## Problem to work on
Write out every entry exactly as given, but omit the pictures.

** Begin Source records **

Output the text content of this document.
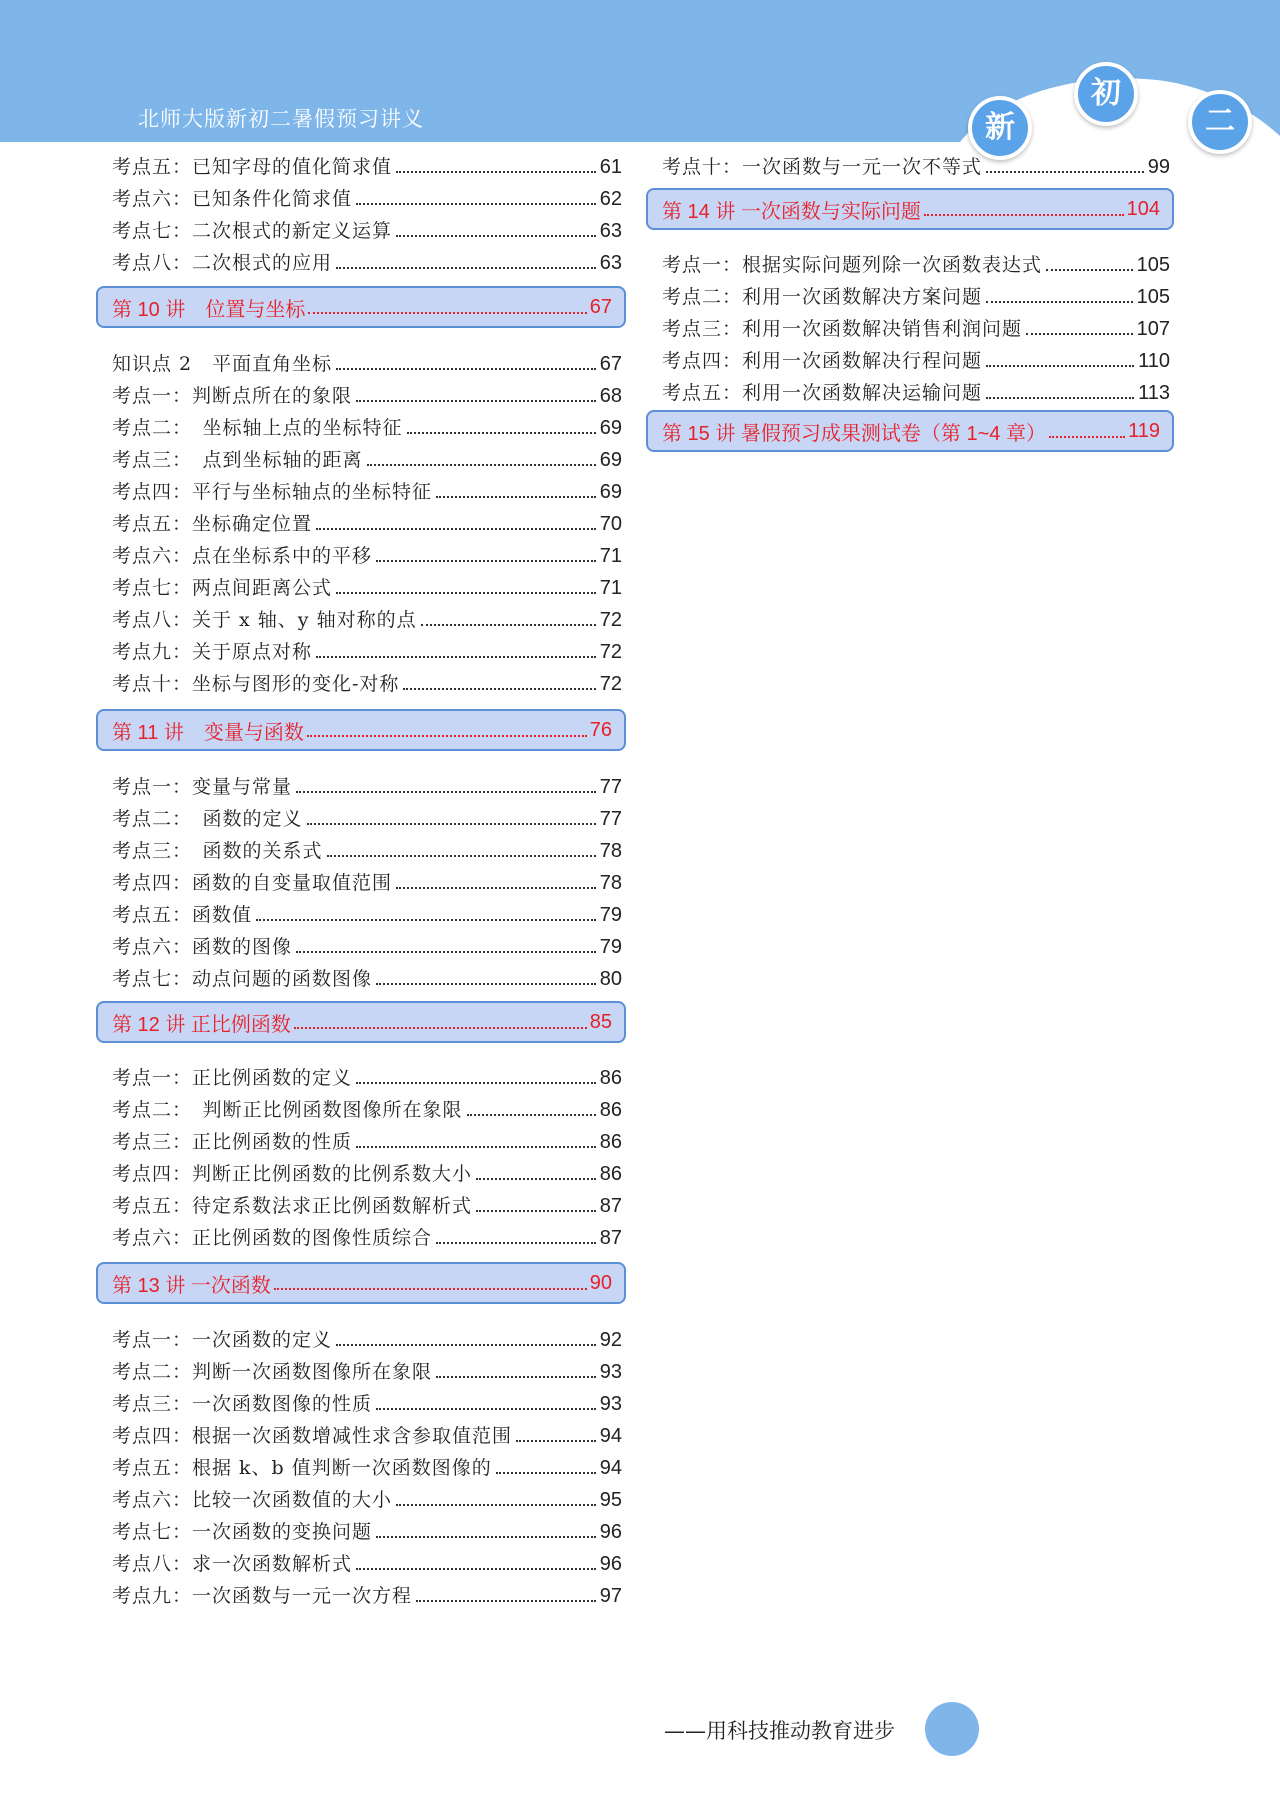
北师大版新初二暑假预习讲义	新
初
二
考点五：已知字母的值化简求值	61
考点六：已知条件化简求值	62
考点七：二次根式的新定义运算	63
考点八：二次根式的应用	63
第 10 讲　位置与坐标	67
知识点 2　平面直角坐标	67
考点一：判断点所在的象限	68
考点二：　坐标轴上点的坐标特征	69
考点三：　点到坐标轴的距离	69
考点四：平行与坐标轴点的坐标特征	69
考点五：坐标确定位置	70
考点六：点在坐标系中的平移	71
考点七：两点间距离公式	71
考点八：关于 x 轴、y 轴对称的点	72
考点九：关于原点对称	72
考点十：坐标与图形的变化-对称	72
第 11 讲　变量与函数	76
考点一：变量与常量	77
考点二：　函数的定义	77
考点三：　函数的关系式	78
考点四：函数的自变量取值范围	78
考点五：函数值	79
考点六：函数的图像	79
考点七：动点问题的函数图像	80
第 12 讲 正比例函数	85
考点一：正比例函数的定义	86
考点二：　判断正比例函数图像所在象限	86
考点三：正比例函数的性质	86
考点四：判断正比例函数的比例系数大小	86
考点五：待定系数法求正比例函数解析式	87
考点六：正比例函数的图像性质综合	87
第 13 讲 一次函数	90
考点一：一次函数的定义	92
考点二：判断一次函数图像所在象限	93
考点三：一次函数图像的性质	93
考点四：根据一次函数增减性求含参取值范围	94
考点五：根据 k、b 值判断一次函数图像的	94
考点六：比较一次函数值的大小	95
考点七：一次函数的变换问题	96
考点八：求一次函数解析式	96
考点九：一次函数与一元一次方程	97
考点十：一次函数与一元一次不等式	99
第 14 讲 一次函数与实际问题	104
考点一：根据实际问题列除一次函数表达式	105
考点二：利用一次函数解决方案问题	105
考点三：利用一次函数解决销售利润问题	107
考点四：利用一次函数解决行程问题	110
考点五：利用一次函数解决运输问题	113
第 15 讲 暑假预习成果测试卷（第 1~4 章）	119
——用科技推动教育进步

** End Source records **

## Exercise answer
Output the text content of this document.
北师大版新初二暑假预习讲义	新
初
二
考点五：已知字母的值化简求值	61
考点六：已知条件化简求值	62
考点七：二次根式的新定义运算	63
考点八：二次根式的应用	63
第 10 讲　位置与坐标	67
知识点 2　平面直角坐标	67
考点一：判断点所在的象限	68
考点二：　坐标轴上点的坐标特征	69
考点三：　点到坐标轴的距离	69
考点四：平行与坐标轴点的坐标特征	69
考点五：坐标确定位置	70
考点六：点在坐标系中的平移	71
考点七：两点间距离公式	71
考点八：关于 x 轴、y 轴对称的点	72
考点九：关于原点对称	72
考点十：坐标与图形的变化-对称	72
第 11 讲　变量与函数	76
考点一：变量与常量	77
考点二：　函数的定义	77
考点三：　函数的关系式	78
考点四：函数的自变量取值范围	78
考点五：函数值	79
考点六：函数的图像	79
考点七：动点问题的函数图像	80
第 12 讲 正比例函数	85
考点一：正比例函数的定义	86
考点二：　判断正比例函数图像所在象限	86
考点三：正比例函数的性质	86
考点四：判断正比例函数的比例系数大小	86
考点五：待定系数法求正比例函数解析式	87
考点六：正比例函数的图像性质综合	87
第 13 讲 一次函数	90
考点一：一次函数的定义	92
考点二：判断一次函数图像所在象限	93
考点三：一次函数图像的性质	93
考点四：根据一次函数增减性求含参取值范围	94
考点五：根据 k、b 值判断一次函数图像的	94
考点六：比较一次函数值的大小	95
考点七：一次函数的变换问题	96
考点八：求一次函数解析式	96
考点九：一次函数与一元一次方程	97
考点十：一次函数与一元一次不等式	99
第 14 讲 一次函数与实际问题	104
考点一：根据实际问题列除一次函数表达式	105
考点二：利用一次函数解决方案问题	105
考点三：利用一次函数解决销售利润问题	107
考点四：利用一次函数解决行程问题	110
考点五：利用一次函数解决运输问题	113
第 15 讲 暑假预习成果测试卷（第 1~4 章）	119
——用科技推动教育进步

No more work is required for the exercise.